• Stated goal
The material below should be written out in full and exactly; pictures stay out of the copy.
* START Provided records *
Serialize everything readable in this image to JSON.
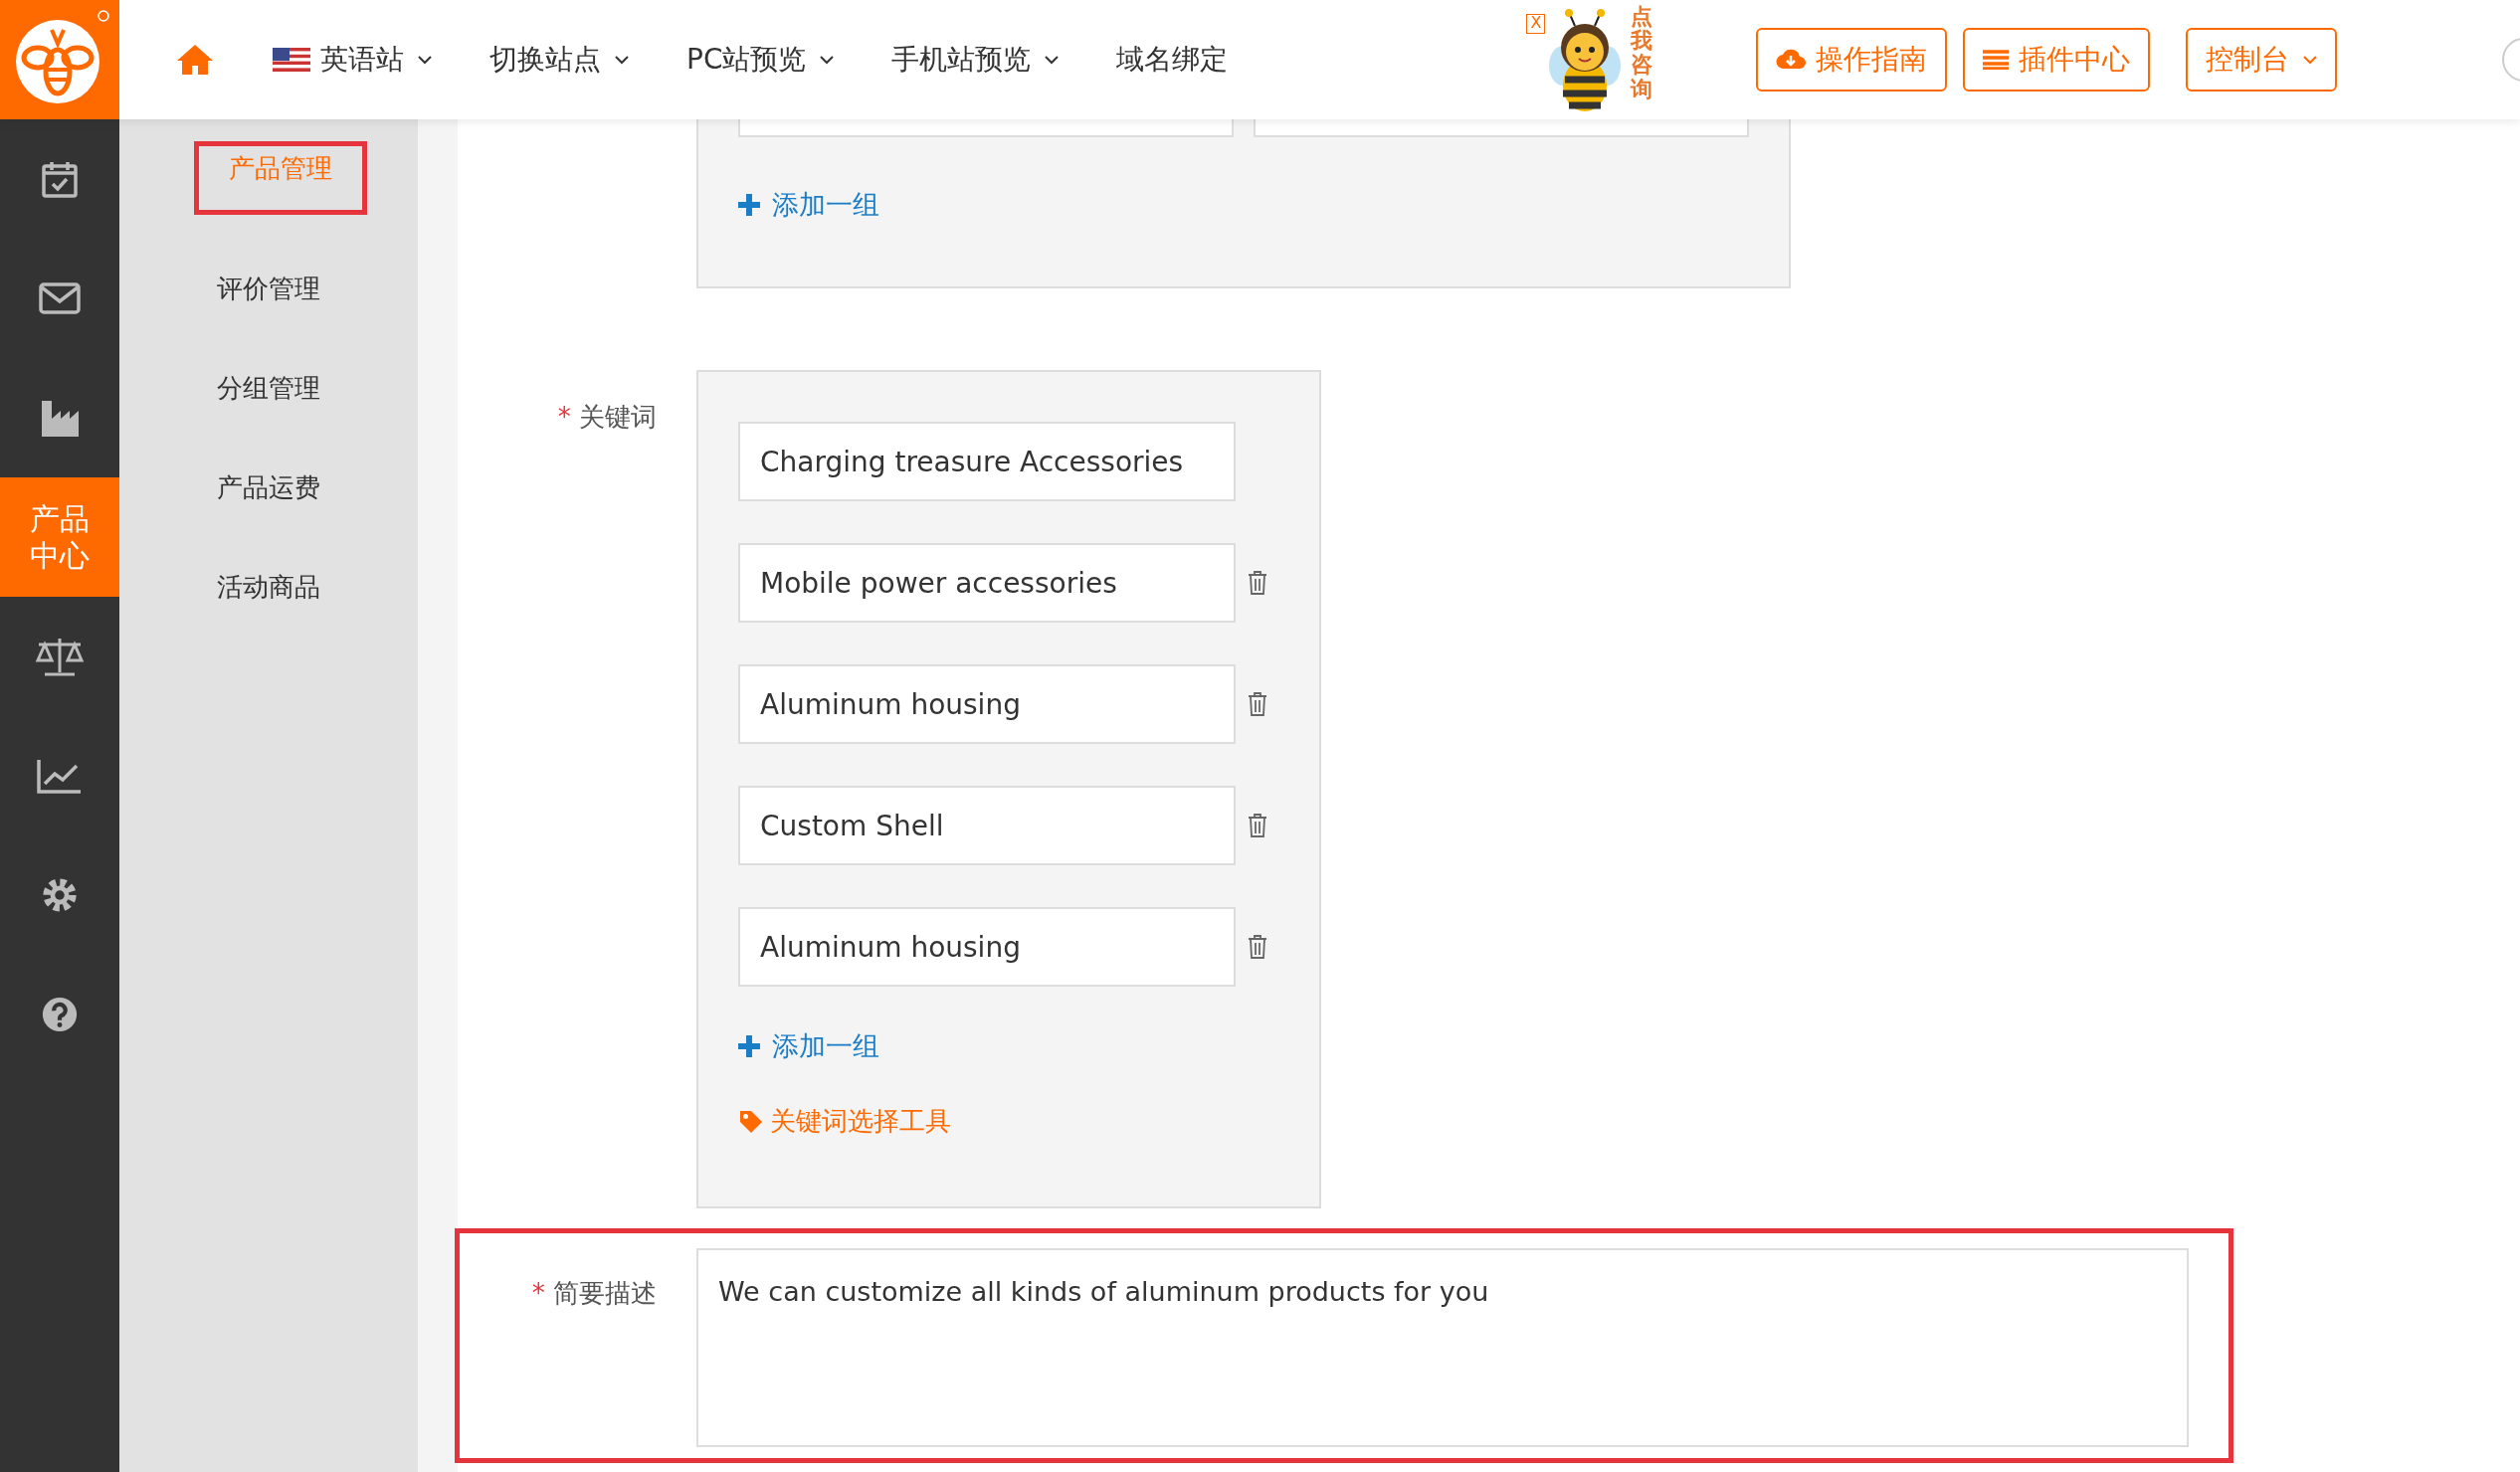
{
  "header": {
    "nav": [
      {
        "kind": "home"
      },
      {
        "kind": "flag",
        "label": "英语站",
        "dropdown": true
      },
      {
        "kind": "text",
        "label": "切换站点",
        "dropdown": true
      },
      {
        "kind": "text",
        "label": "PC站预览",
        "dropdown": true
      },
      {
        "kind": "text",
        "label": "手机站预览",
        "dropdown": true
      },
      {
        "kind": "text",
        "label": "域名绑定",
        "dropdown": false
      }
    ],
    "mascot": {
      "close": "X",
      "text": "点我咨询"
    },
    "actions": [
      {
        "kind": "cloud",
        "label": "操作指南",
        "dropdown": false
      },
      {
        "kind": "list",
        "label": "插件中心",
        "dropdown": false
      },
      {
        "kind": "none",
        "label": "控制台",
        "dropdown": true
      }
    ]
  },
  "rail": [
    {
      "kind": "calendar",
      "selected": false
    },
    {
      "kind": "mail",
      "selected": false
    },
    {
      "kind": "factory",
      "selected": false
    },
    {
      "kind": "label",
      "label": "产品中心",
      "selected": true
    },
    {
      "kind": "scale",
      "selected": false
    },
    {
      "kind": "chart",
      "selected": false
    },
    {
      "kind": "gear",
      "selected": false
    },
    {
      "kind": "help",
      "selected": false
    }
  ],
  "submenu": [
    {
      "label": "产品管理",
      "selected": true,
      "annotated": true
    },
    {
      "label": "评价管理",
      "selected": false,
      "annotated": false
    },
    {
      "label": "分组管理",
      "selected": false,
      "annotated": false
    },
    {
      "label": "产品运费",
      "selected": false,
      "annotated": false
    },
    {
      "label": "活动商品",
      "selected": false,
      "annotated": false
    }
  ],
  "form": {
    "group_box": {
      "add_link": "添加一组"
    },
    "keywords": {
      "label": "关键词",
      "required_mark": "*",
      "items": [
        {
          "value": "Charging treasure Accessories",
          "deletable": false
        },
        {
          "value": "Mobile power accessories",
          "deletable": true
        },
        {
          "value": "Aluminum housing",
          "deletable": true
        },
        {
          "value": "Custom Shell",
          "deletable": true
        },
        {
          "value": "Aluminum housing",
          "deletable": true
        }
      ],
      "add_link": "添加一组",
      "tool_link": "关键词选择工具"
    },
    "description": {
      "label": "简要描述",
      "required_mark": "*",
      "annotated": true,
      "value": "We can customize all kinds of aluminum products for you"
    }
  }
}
* END Provided records *
• Response to this exercise
Serialize everything readable in this image to JSON.
{
  "header": {
    "nav": [
      {
        "kind": "home"
      },
      {
        "kind": "flag",
        "label": "英语站",
        "dropdown": true
      },
      {
        "kind": "text",
        "label": "切换站点",
        "dropdown": true
      },
      {
        "kind": "text",
        "label": "PC站预览",
        "dropdown": true
      },
      {
        "kind": "text",
        "label": "手机站预览",
        "dropdown": true
      },
      {
        "kind": "text",
        "label": "域名绑定",
        "dropdown": false
      }
    ],
    "mascot": {
      "close": "X",
      "text": "点我咨询"
    },
    "actions": [
      {
        "kind": "cloud",
        "label": "操作指南",
        "dropdown": false
      },
      {
        "kind": "list",
        "label": "插件中心",
        "dropdown": false
      },
      {
        "kind": "none",
        "label": "控制台",
        "dropdown": true
      }
    ]
  },
  "rail": [
    {
      "kind": "calendar",
      "selected": false
    },
    {
      "kind": "mail",
      "selected": false
    },
    {
      "kind": "factory",
      "selected": false
    },
    {
      "kind": "label",
      "label": "产品中心",
      "selected": true
    },
    {
      "kind": "scale",
      "selected": false
    },
    {
      "kind": "chart",
      "selected": false
    },
    {
      "kind": "gear",
      "selected": false
    },
    {
      "kind": "help",
      "selected": false
    }
  ],
  "submenu": [
    {
      "label": "产品管理",
      "selected": true,
      "annotated": true
    },
    {
      "label": "评价管理",
      "selected": false,
      "annotated": false
    },
    {
      "label": "分组管理",
      "selected": false,
      "annotated": false
    },
    {
      "label": "产品运费",
      "selected": false,
      "annotated": false
    },
    {
      "label": "活动商品",
      "selected": false,
      "annotated": false
    }
  ],
  "form": {
    "group_box": {
      "add_link": "添加一组"
    },
    "keywords": {
      "label": "关键词",
      "required_mark": "*",
      "items": [
        {
          "value": "Charging treasure Accessories",
          "deletable": false
        },
        {
          "value": "Mobile power accessories",
          "deletable": true
        },
        {
          "value": "Aluminum housing",
          "deletable": true
        },
        {
          "value": "Custom Shell",
          "deletable": true
        },
        {
          "value": "Aluminum housing",
          "deletable": true
        }
      ],
      "add_link": "添加一组",
      "tool_link": "关键词选择工具"
    },
    "description": {
      "label": "简要描述",
      "required_mark": "*",
      "annotated": true,
      "value": "We can customize all kinds of aluminum products for you"
    }
  }
}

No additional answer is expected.